### Task
Transcribe all of the material exactly, except for its pictures.

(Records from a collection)
** Start **

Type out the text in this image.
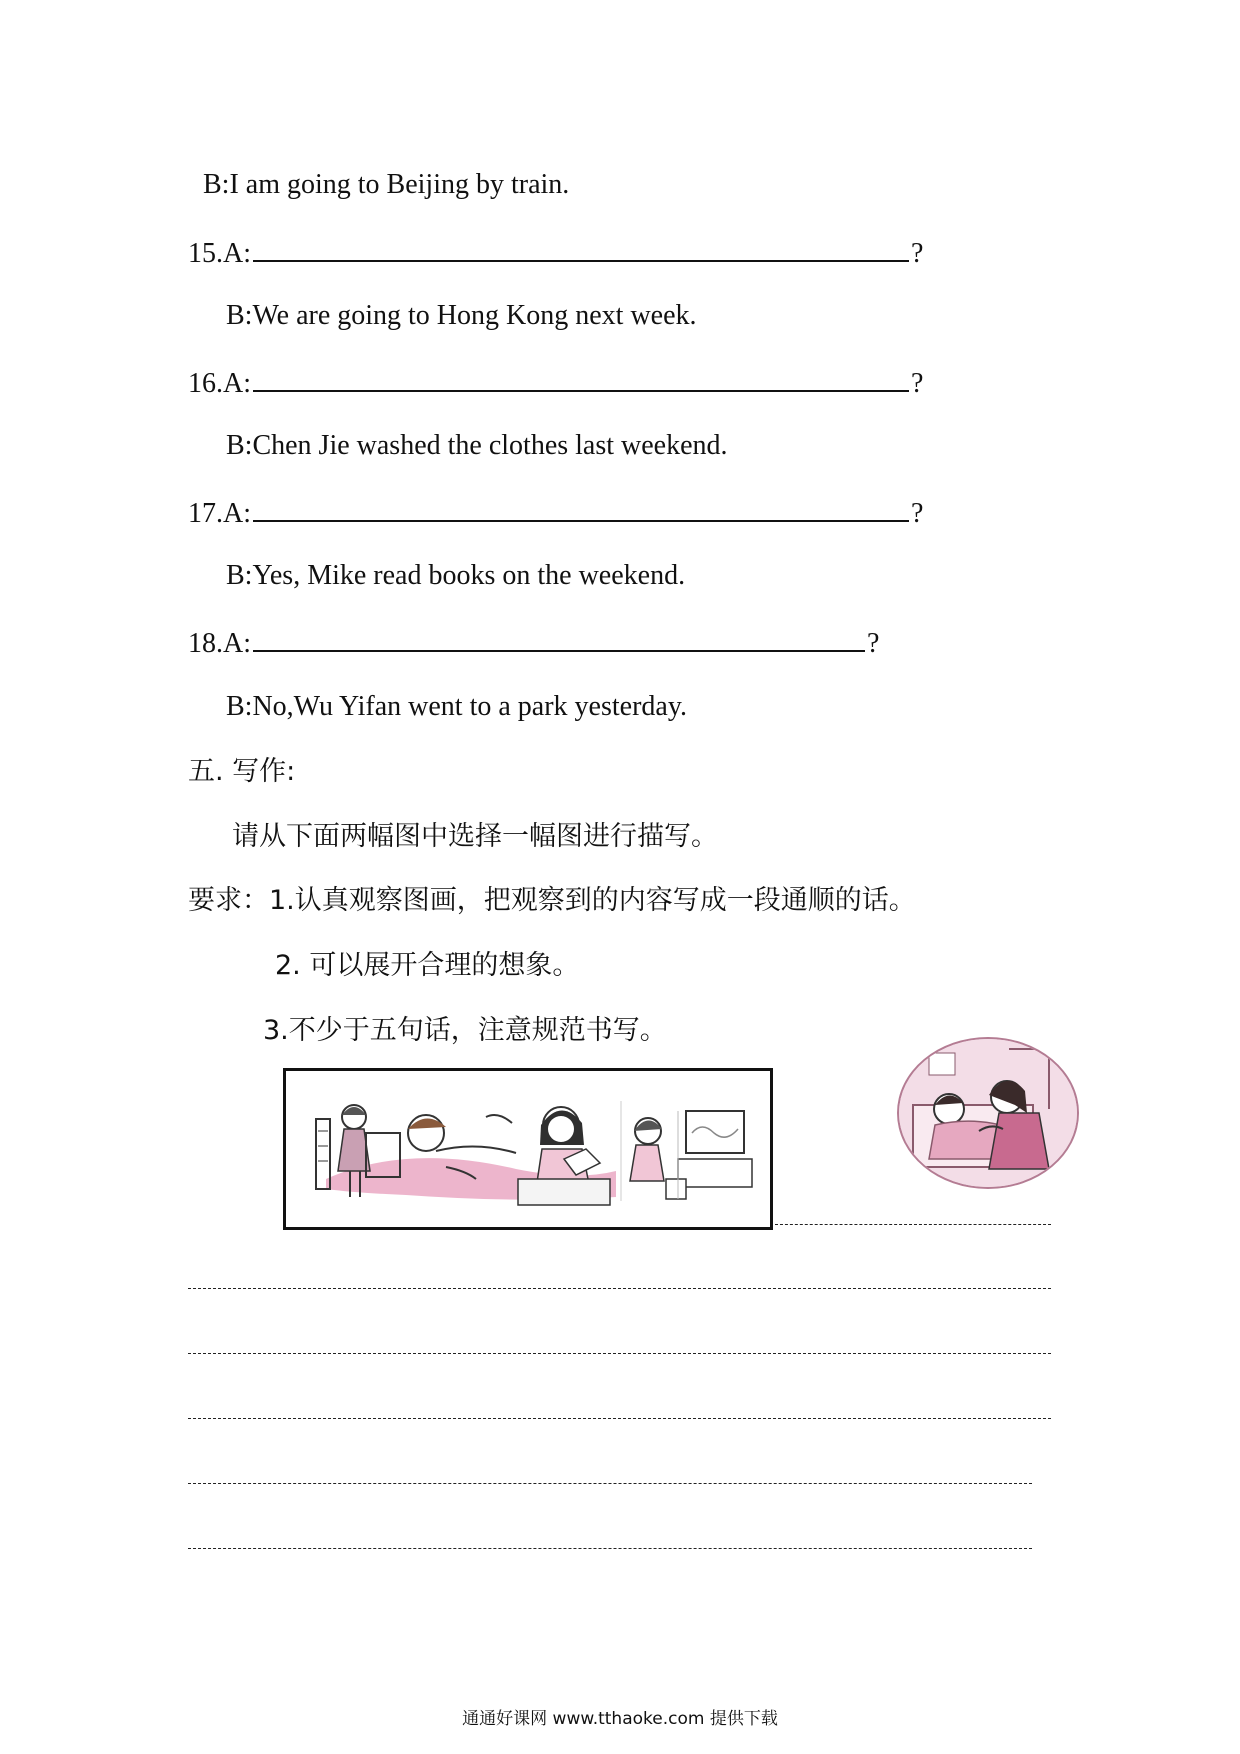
B:I am going to Beijing by train.
15.A:	?
B:We are going to Hong Kong next week.
16.A:	?
B:Chen Jie washed the clothes last weekend.
17.A:	?
B:Yes, Mike read books on the weekend.
18.A:	?
B:No,Wu Yifan went to a park yesterday.
五. 写作:
请从下面两幅图中选择一幅图进行描写。
要求：1.认真观察图画，把观察到的内容写成一段通顺的话。
2. 可以展开合理的想象。
3.不少于五句话，注意规范书写。
通通好课网 www.tthaoke.com 提供下载
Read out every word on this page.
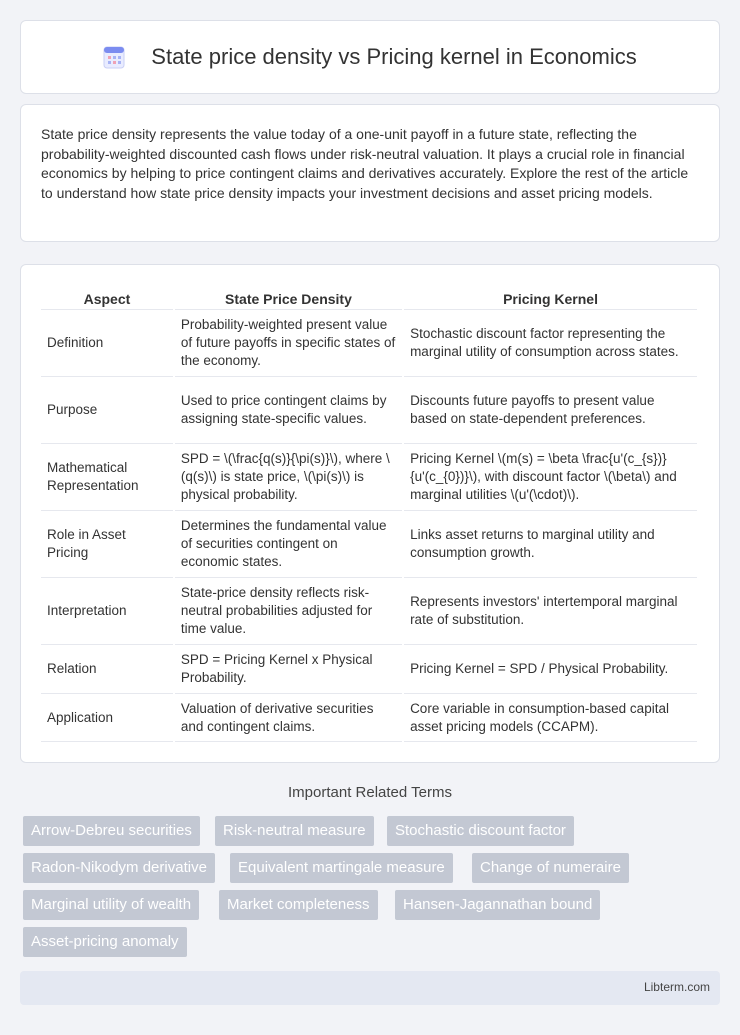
State price density vs Pricing kernel in Economics

State price density represents the value today of a one-unit payoff in a future state, reflecting the probability-weighted discounted cash flows under risk-neutral valuation. It plays a crucial role in financial economics by helping to price contingent claims and derivatives accurately. Explore the rest of the article to understand how state price density impacts your investment decisions and asset pricing models.

Aspect	State Price Density	Pricing Kernel
Definition	Probability-weighted present value of future payoffs in specific states of the economy.	Stochastic discount factor representing the marginal utility of consumption across states.
Purpose	Used to price contingent claims by assigning state-specific values.	Discounts future payoffs to present value based on state-dependent preferences.
Mathematical Representation	SPD = \(\frac{q(s)}{\pi(s)}\), where \(q(s)\) is state price, \(\pi(s)\) is physical probability.	Pricing Kernel \(m(s) = \beta \frac{u'(c_{s})}{u'(c_{0})}\), with discount factor \(\beta\) and marginal utilities \(u'(\cdot)\).
Role in Asset Pricing	Determines the fundamental value of securities contingent on economic states.	Links asset returns to marginal utility and consumption growth.
Interpretation	State-price density reflects risk-neutral probabilities adjusted for time value.	Represents investors' intertemporal marginal rate of substitution.
Relation	SPD = Pricing Kernel x Physical Probability.	Pricing Kernel = SPD / Physical Probability.
Application	Valuation of derivative securities and contingent claims.	Core variable in consumption-based capital asset pricing models (CCAPM).
Important Related Terms
Arrow-Debreu securities	Risk-neutral measure	Stochastic discount factor
Radon-Nikodym derivative	Equivalent martingale measure	Change of numeraire
Marginal utility of wealth	Market completeness	Hansen-Jagannathan bound
Asset-pricing anomaly
Libterm.com
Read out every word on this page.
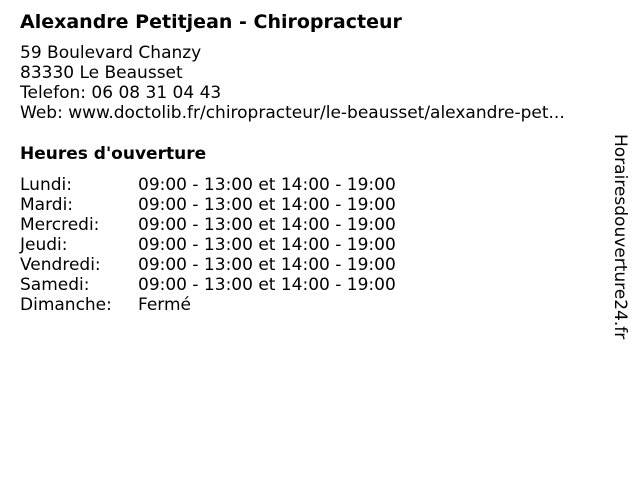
Alexandre Petitjean - Chiropracteur
59 Boulevard Chanzy
83330 Le Beausset
Telefon: 06 08 31 04 43
Web: www.doctolib.fr/chiropracteur/le-beausset/alexandre-pet...
Heures d'ouverture
Lundi:	09:00 - 13:00 et 14:00 - 19:00
Mardi:	09:00 - 13:00 et 14:00 - 19:00
Mercredi:	09:00 - 13:00 et 14:00 - 19:00
Jeudi:	09:00 - 13:00 et 14:00 - 19:00
Vendredi:	09:00 - 13:00 et 14:00 - 19:00
Samedi:	09:00 - 13:00 et 14:00 - 19:00
Dimanche:	Fermé	Horairesdouverture24.fr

** End **

### The result
Type out the text in this image.
B:I am going to Beijing by train.
15.A:	?
B:We are going to Hong Kong next week.
16.A:	?
B:Chen Jie washed the clothes last weekend.
17.A:	?
B:Yes, Mike read books on the weekend.
18.A:	?
B:No,Wu Yifan went to a park yesterday.
五. 写作:
请从下面两幅图中选择一幅图进行描写。
要求：1.认真观察图画，把观察到的内容写成一段通顺的话。
2. 可以展开合理的想象。
3.不少于五句话，注意规范书写。
通通好课网 www.tthaoke.com 提供下载
Read out every word on this page.
State price density vs Pricing kernel in Economics

State price density represents the value today of a one-unit payoff in a future state, reflecting the probability-weighted discounted cash flows under risk-neutral valuation. It plays a crucial role in financial economics by helping to price contingent claims and derivatives accurately. Explore the rest of the article to understand how state price density impacts your investment decisions and asset pricing models.

Aspect	State Price Density	Pricing Kernel
Definition	Probability-weighted present value of future payoffs in specific states of the economy.	Stochastic discount factor representing the marginal utility of consumption across states.
Purpose	Used to price contingent claims by assigning state-specific values.	Discounts future payoffs to present value based on state-dependent preferences.
Mathematical Representation	SPD = \(\frac{q(s)}{\pi(s)}\), where \(q(s)\) is state price, \(\pi(s)\) is physical probability.	Pricing Kernel \(m(s) = \beta \frac{u'(c_{s})}{u'(c_{0})}\), with discount factor \(\beta\) and marginal utilities \(u'(\cdot)\).
Role in Asset Pricing	Determines the fundamental value of securities contingent on economic states.	Links asset returns to marginal utility and consumption growth.
Interpretation	State-price density reflects risk-neutral probabilities adjusted for time value.	Represents investors' intertemporal marginal rate of substitution.
Relation	SPD = Pricing Kernel x Physical Probability.	Pricing Kernel = SPD / Physical Probability.
Application	Valuation of derivative securities and contingent claims.	Core variable in consumption-based capital asset pricing models (CCAPM).
Important Related Terms
Arrow-Debreu securities	Risk-neutral measure	Stochastic discount factor
Radon-Nikodym derivative	Equivalent martingale measure	Change of numeraire
Marginal utility of wealth	Market completeness	Hansen-Jagannathan bound
Asset-pricing anomaly
Libterm.com
Read out every word on this page.
Alexandre Petitjean - Chiropracteur
59 Boulevard Chanzy
83330 Le Beausset
Telefon: 06 08 31 04 43
Web: www.doctolib.fr/chiropracteur/le-beausset/alexandre-pet...
Heures d'ouverture
Lundi:	09:00 - 13:00 et 14:00 - 19:00
Mardi:	09:00 - 13:00 et 14:00 - 19:00
Mercredi:	09:00 - 13:00 et 14:00 - 19:00
Jeudi:	09:00 - 13:00 et 14:00 - 19:00
Vendredi:	09:00 - 13:00 et 14:00 - 19:00
Samedi:	09:00 - 13:00 et 14:00 - 19:00
Dimanche:	Fermé	Horairesdouverture24.fr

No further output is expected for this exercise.